Exercise aim:
Would you return the complete listing below word for word?

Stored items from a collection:
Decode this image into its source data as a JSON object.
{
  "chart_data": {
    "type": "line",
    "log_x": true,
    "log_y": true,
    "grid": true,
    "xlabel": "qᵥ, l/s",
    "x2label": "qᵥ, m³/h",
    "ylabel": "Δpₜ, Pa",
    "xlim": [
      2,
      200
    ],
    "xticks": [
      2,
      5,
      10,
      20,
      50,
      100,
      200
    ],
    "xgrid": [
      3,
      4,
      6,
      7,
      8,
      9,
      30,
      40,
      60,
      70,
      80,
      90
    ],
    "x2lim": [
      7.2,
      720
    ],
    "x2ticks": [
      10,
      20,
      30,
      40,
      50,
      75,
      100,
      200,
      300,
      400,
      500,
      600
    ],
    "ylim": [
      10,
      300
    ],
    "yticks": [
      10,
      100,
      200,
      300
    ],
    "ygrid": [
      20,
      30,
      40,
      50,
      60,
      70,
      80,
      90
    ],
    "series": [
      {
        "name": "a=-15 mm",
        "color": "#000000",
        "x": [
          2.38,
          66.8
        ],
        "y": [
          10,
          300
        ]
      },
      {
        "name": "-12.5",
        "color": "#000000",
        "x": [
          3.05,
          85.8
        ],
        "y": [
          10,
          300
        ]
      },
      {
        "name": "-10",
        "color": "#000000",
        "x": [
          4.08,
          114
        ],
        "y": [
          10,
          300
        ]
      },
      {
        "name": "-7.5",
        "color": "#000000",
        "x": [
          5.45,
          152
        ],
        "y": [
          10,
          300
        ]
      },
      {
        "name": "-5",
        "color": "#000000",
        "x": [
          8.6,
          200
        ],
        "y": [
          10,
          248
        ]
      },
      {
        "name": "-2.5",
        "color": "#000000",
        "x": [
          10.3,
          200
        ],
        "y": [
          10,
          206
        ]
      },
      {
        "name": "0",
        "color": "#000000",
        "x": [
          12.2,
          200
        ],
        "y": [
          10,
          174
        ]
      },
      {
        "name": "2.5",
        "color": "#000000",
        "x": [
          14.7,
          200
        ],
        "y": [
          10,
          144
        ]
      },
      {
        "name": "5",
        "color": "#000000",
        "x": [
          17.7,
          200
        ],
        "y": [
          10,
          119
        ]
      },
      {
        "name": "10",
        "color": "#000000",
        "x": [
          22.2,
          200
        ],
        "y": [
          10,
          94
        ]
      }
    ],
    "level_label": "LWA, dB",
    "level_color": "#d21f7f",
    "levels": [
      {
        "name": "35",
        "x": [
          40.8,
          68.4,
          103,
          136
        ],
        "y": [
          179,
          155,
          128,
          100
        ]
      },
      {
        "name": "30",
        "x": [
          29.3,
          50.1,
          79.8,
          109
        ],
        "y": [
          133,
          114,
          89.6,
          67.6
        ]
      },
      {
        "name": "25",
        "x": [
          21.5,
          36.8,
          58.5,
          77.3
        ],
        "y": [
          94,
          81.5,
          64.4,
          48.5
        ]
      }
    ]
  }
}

Answer for the task:
Decode this image into its source data as a JSON object.
{
  "chart_data": {
    "type": "line",
    "log_x": true,
    "log_y": true,
    "grid": true,
    "xlabel": "qᵥ, l/s",
    "x2label": "qᵥ, m³/h",
    "ylabel": "Δpₜ, Pa",
    "xlim": [
      2,
      200
    ],
    "xticks": [
      2,
      5,
      10,
      20,
      50,
      100,
      200
    ],
    "xgrid": [
      3,
      4,
      6,
      7,
      8,
      9,
      30,
      40,
      60,
      70,
      80,
      90
    ],
    "x2lim": [
      7.2,
      720
    ],
    "x2ticks": [
      10,
      20,
      30,
      40,
      50,
      75,
      100,
      200,
      300,
      400,
      500,
      600
    ],
    "ylim": [
      10,
      300
    ],
    "yticks": [
      10,
      100,
      200,
      300
    ],
    "ygrid": [
      20,
      30,
      40,
      50,
      60,
      70,
      80,
      90
    ],
    "series": [
      {
        "name": "a=-15 mm",
        "color": "#000000",
        "x": [
          2.38,
          66.8
        ],
        "y": [
          10,
          300
        ]
      },
      {
        "name": "-12.5",
        "color": "#000000",
        "x": [
          3.05,
          85.8
        ],
        "y": [
          10,
          300
        ]
      },
      {
        "name": "-10",
        "color": "#000000",
        "x": [
          4.08,
          114
        ],
        "y": [
          10,
          300
        ]
      },
      {
        "name": "-7.5",
        "color": "#000000",
        "x": [
          5.45,
          152
        ],
        "y": [
          10,
          300
        ]
      },
      {
        "name": "-5",
        "color": "#000000",
        "x": [
          8.6,
          200
        ],
        "y": [
          10,
          248
        ]
      },
      {
        "name": "-2.5",
        "color": "#000000",
        "x": [
          10.3,
          200
        ],
        "y": [
          10,
          206
        ]
      },
      {
        "name": "0",
        "color": "#000000",
        "x": [
          12.2,
          200
        ],
        "y": [
          10,
          174
        ]
      },
      {
        "name": "2.5",
        "color": "#000000",
        "x": [
          14.7,
          200
        ],
        "y": [
          10,
          144
        ]
      },
      {
        "name": "5",
        "color": "#000000",
        "x": [
          17.7,
          200
        ],
        "y": [
          10,
          119
        ]
      },
      {
        "name": "10",
        "color": "#000000",
        "x": [
          22.2,
          200
        ],
        "y": [
          10,
          94
        ]
      }
    ],
    "level_label": "LWA, dB",
    "level_color": "#d21f7f",
    "levels": [
      {
        "name": "35",
        "x": [
          40.8,
          68.4,
          103,
          136
        ],
        "y": [
          179,
          155,
          128,
          100
        ]
      },
      {
        "name": "30",
        "x": [
          29.3,
          50.1,
          79.8,
          109
        ],
        "y": [
          133,
          114,
          89.6,
          67.6
        ]
      },
      {
        "name": "25",
        "x": [
          21.5,
          36.8,
          58.5,
          77.3
        ],
        "y": [
          94,
          81.5,
          64.4,
          48.5
        ]
      }
    ]
  }
}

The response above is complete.